======== Data shown
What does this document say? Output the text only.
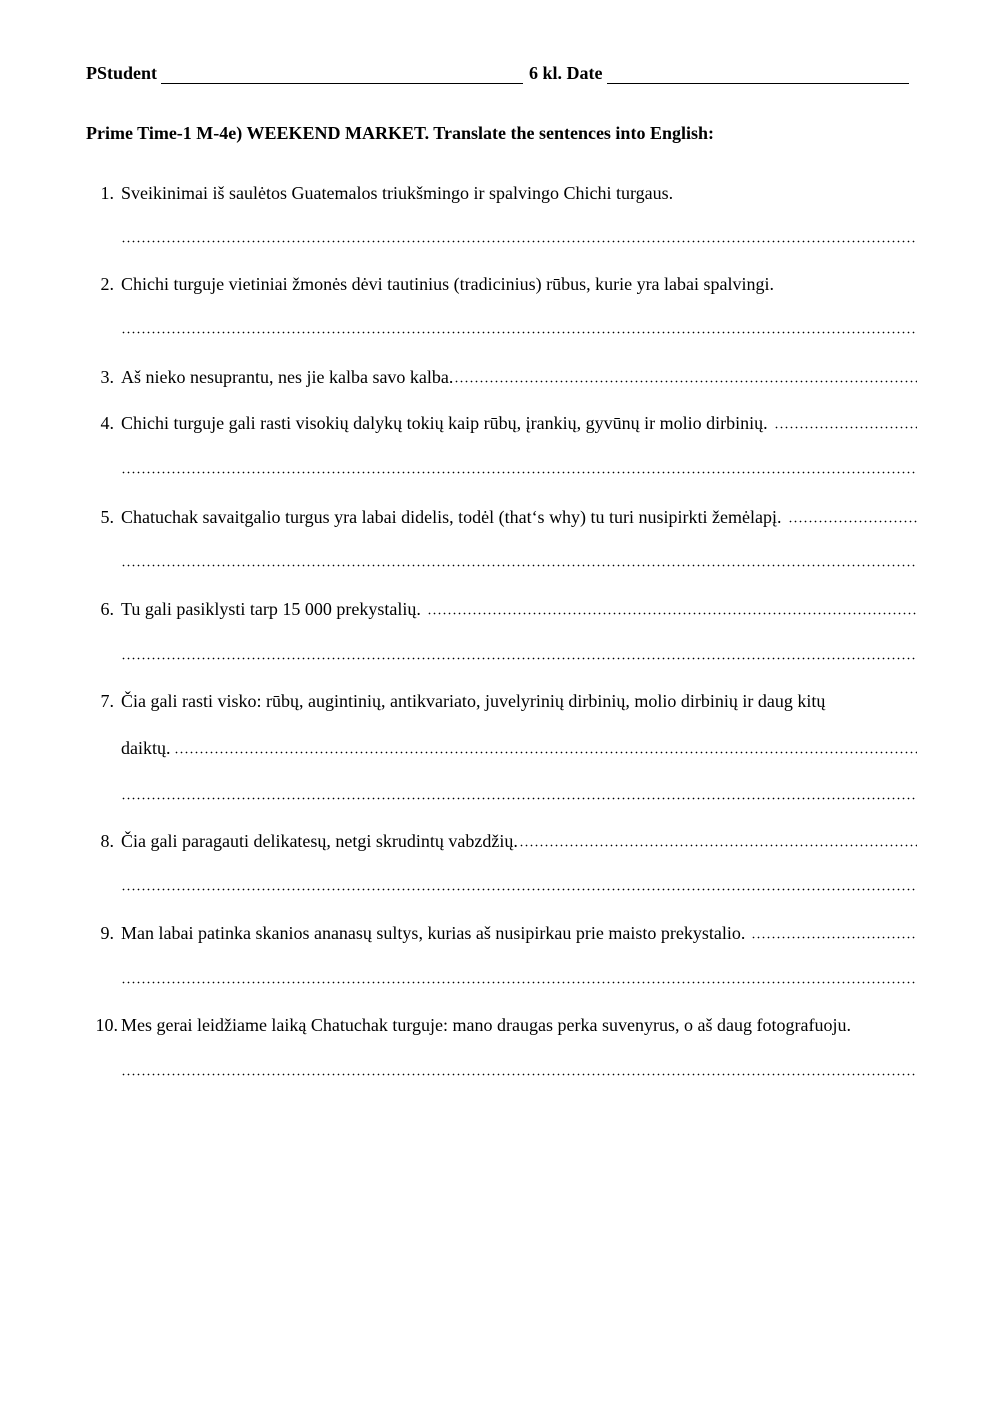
PStudent	6 kl. Date
Prime Time-1 M-4e) WEEKEND MARKET. Translate the sentences into English:
1. Sveikinimai iš saulėtos Guatemalos triukšmingo ir spalvingo Chichi turgaus.
2. Chichi turguje vietiniai žmonės dėvi tautinius (tradicinius) rūbus, kurie yra labai spalvingi.
3. Aš nieko nesuprantu, nes jie kalba savo kalba.
4. Chichi turguje gali rasti visokių dalykų tokių kaip rūbų, įrankių, gyvūnų ir molio dirbinių.
5. Chatuchak savaitgalio turgus yra labai didelis, todėl (that‘s why) tu turi nusipirkti žemėlapį.
6. Tu gali pasiklysti tarp 15 000 prekystalių.
7. Čia gali rasti visko: rūbų, augintinių, antikvariato, juvelyrinių dirbinių, molio dirbinių ir daug kitų
daiktų.
8. Čia gali paragauti delikatesų, netgi skrudintų vabzdžių.
9. Man labai patinka skanios ananasų sultys, kurias aš nusipirkau prie maisto prekystalio.
10. Mes gerai leidžiame laiką Chatuchak turguje: mano draugas perka suvenyrus, o aš daug fotografuoju.
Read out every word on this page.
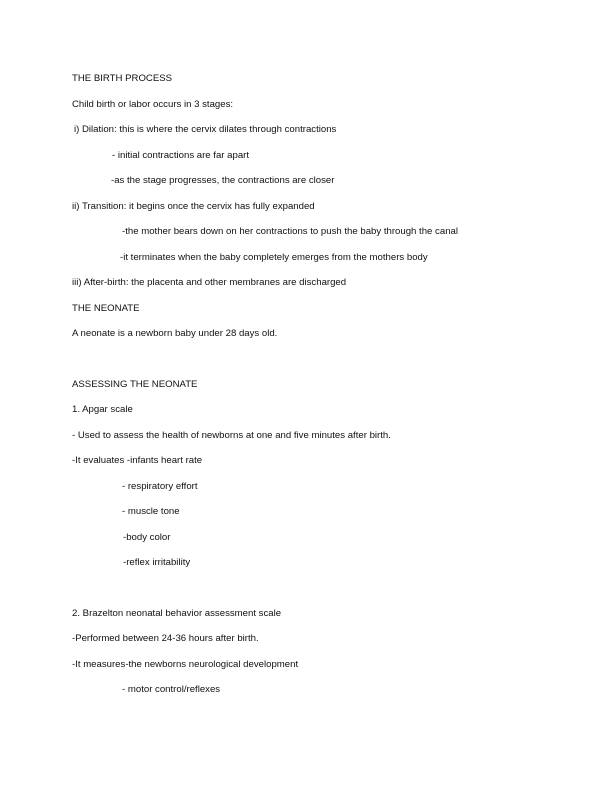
THE BIRTH PROCESS
Child birth or labor occurs in 3 stages:
i) Dilation: this is where the cervix dilates through contractions
- initial contractions are far apart
-as the stage progresses, the contractions are closer
ii) Transition: it begins once the cervix has fully expanded
-the mother bears down on her contractions to push the baby through the canal
-it terminates when the baby completely emerges from the mothers body
iii) After-birth: the placenta and other membranes are discharged
THE NEONATE
A neonate is a newborn baby under 28 days old.
ASSESSING THE NEONATE
1. Apgar scale
- Used to assess the health of newborns at one and five minutes after birth.
-It evaluates -infants heart rate
- respiratory effort
- muscle tone
-body color
-reflex irritability
2. Brazelton neonatal behavior assessment scale
-Performed between 24-36 hours after birth.
-It measures-the newborns neurological development
- motor control/reflexes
================
The exercise:
List every line above that contains the word "newborns".

Full solution:
- Used to assess the health of newborns at one and five minutes after birth.
-It measures-the newborns neurological development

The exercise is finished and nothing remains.